What is being asked >>
Find all lines in the records that include the word "Université", and copy them out.

===============

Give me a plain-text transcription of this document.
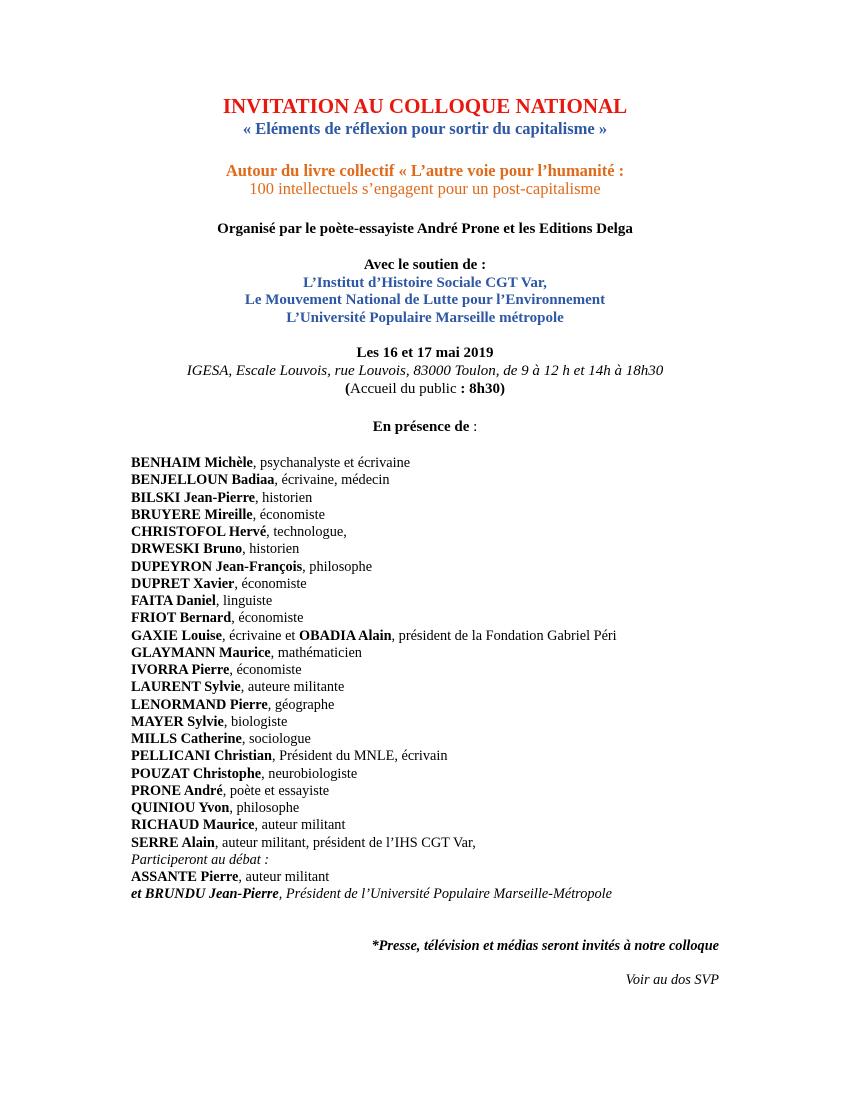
INVITATION AU COLLOQUE NATIONAL
« Eléments de réflexion pour sortir du capitalisme »
Autour du livre collectif « L’autre voie pour l’humanité :
100 intellectuels s’engagent pour un post-capitalisme
Organisé par le poète-essayiste André Prone et les Editions Delga
Avec le soutien de :
L’Institut d’Histoire Sociale CGT Var,
Le Mouvement National de Lutte pour l’Environnement
L’Université Populaire Marseille métropole
Les 16 et 17 mai 2019
IGESA, Escale Louvois, rue Louvois, 83000 Toulon, de 9 à 12 h et 14h à 18h30
(Accueil du public : 8h30)
En présence de :
BENHAIM Michèle, psychanalyste et écrivaine
BENJELLOUN Badiaa, écrivaine, médecin
BILSKI Jean-Pierre, historien
BRUYERE Mireille, économiste
CHRISTOFOL Hervé, technologue,
DRWESKI Bruno, historien
DUPEYRON Jean-François, philosophe
DUPRET Xavier, économiste
FAITA Daniel, linguiste
FRIOT Bernard, économiste
GAXIE Louise, écrivaine et OBADIA Alain, président de la Fondation Gabriel Péri
GLAYMANN Maurice, mathématicien
IVORRA Pierre, économiste
LAURENT Sylvie, auteure militante
LENORMAND Pierre, géographe
MAYER Sylvie, biologiste
MILLS Catherine, sociologue
PELLICANI Christian, Président du MNLE, écrivain
POUZAT Christophe, neurobiologiste
PRONE André, poète et essayiste
QUINIOU Yvon, philosophe
RICHAUD Maurice, auteur militant
SERRE Alain, auteur militant, président de l’IHS CGT Var,
Participeront au débat :
ASSANTE Pierre, auteur militant
et BRUNDU Jean-Pierre, Président de l’Université Populaire Marseille-Métropole
*Presse, télévision et médias seront invités à notre colloque
Voir au dos SVP
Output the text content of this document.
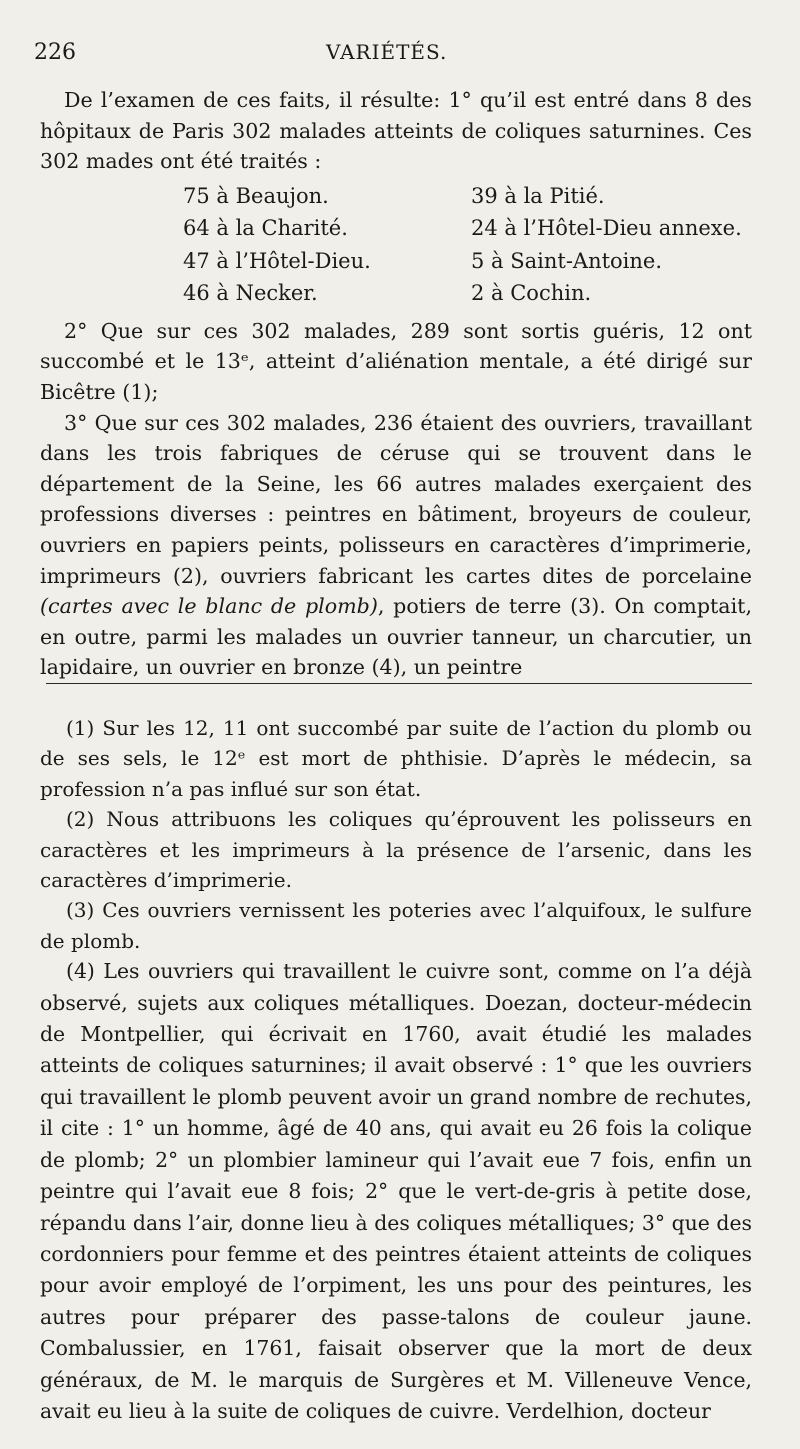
226	VARIÉTÉS.

De l’examen de ces faits, il résulte: 1° qu’il est entré dans 8 des hôpitaux de Paris 302 malades atteints de coliques saturnines. Ces 302 mades ont été traités :

75 à Beaujon.	39 à la Pitié.
64 à la Charité.	24 à l’Hôtel-Dieu annexe.
47 à l’Hôtel-Dieu.	5 à Saint-Antoine.
46 à Necker.	2 à Cochin.

2° Que sur ces 302 malades, 289 sont sortis guéris, 12 ont succombé et le 13ᵉ, atteint d’aliénation mentale, a été dirigé sur Bicêtre (1);

3° Que sur ces 302 malades, 236 étaient des ouvriers, travaillant dans les trois fabriques de céruse qui se trouvent dans le département de la Seine, les 66 autres malades exerçaient des professions diverses : peintres en bâtiment, broyeurs de couleur, ouvriers en papiers peints, polisseurs en caractères d’imprimerie, imprimeurs (2), ouvriers fabricant les cartes dites de porcelaine (cartes avec le blanc de plomb), potiers de terre (3). On comptait, en outre, parmi les malades un ouvrier tanneur, un charcutier, un lapidaire, un ouvrier en bronze (4), un peintre

(1) Sur les 12, 11 ont succombé par suite de l’action du plomb ou de ses sels, le 12ᵉ est mort de phthisie. D’après le médecin, sa profession n’a pas influé sur son état.

(2) Nous attribuons les coliques qu’éprouvent les polisseurs en caractères et les imprimeurs à la présence de l’arsenic, dans les caractères d’imprimerie.

(3) Ces ouvriers vernissent les poteries avec l’alquifoux, le sulfure de plomb.

(4) Les ouvriers qui travaillent le cuivre sont, comme on l’a déjà observé, sujets aux coliques métalliques. Doezan, docteur-médecin de Montpellier, qui écrivait en 1760, avait étudié les malades atteints de coliques saturnines; il avait observé : 1° que les ouvriers qui travaillent le plomb peuvent avoir un grand nombre de rechutes, il cite : 1° un homme, âgé de 40 ans, qui avait eu 26 fois la colique de plomb; 2° un plombier lamineur qui l’avait eue 7 fois, enfin un peintre qui l’avait eue 8 fois; 2° que le vert-de-gris à petite dose, répandu dans l’air, donne lieu à des coliques métalliques; 3° que des cordonniers pour femme et des peintres étaient atteints de coliques pour avoir employé de l’orpiment, les uns pour des peintures, les autres pour préparer des passe-talons de couleur jaune. Combalussier, en 1761, faisait observer que la mort de deux généraux, de M. le marquis de Surgères et M. Villeneuve Vence, avait eu lieu à la suite de coliques de cuivre. Verdelhion, docteur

===============

Exercise output >>
L’Université Populaire Marseille métropole
et BRUNDU Jean-Pierre, Président de l’Université Populaire Marseille-Métropole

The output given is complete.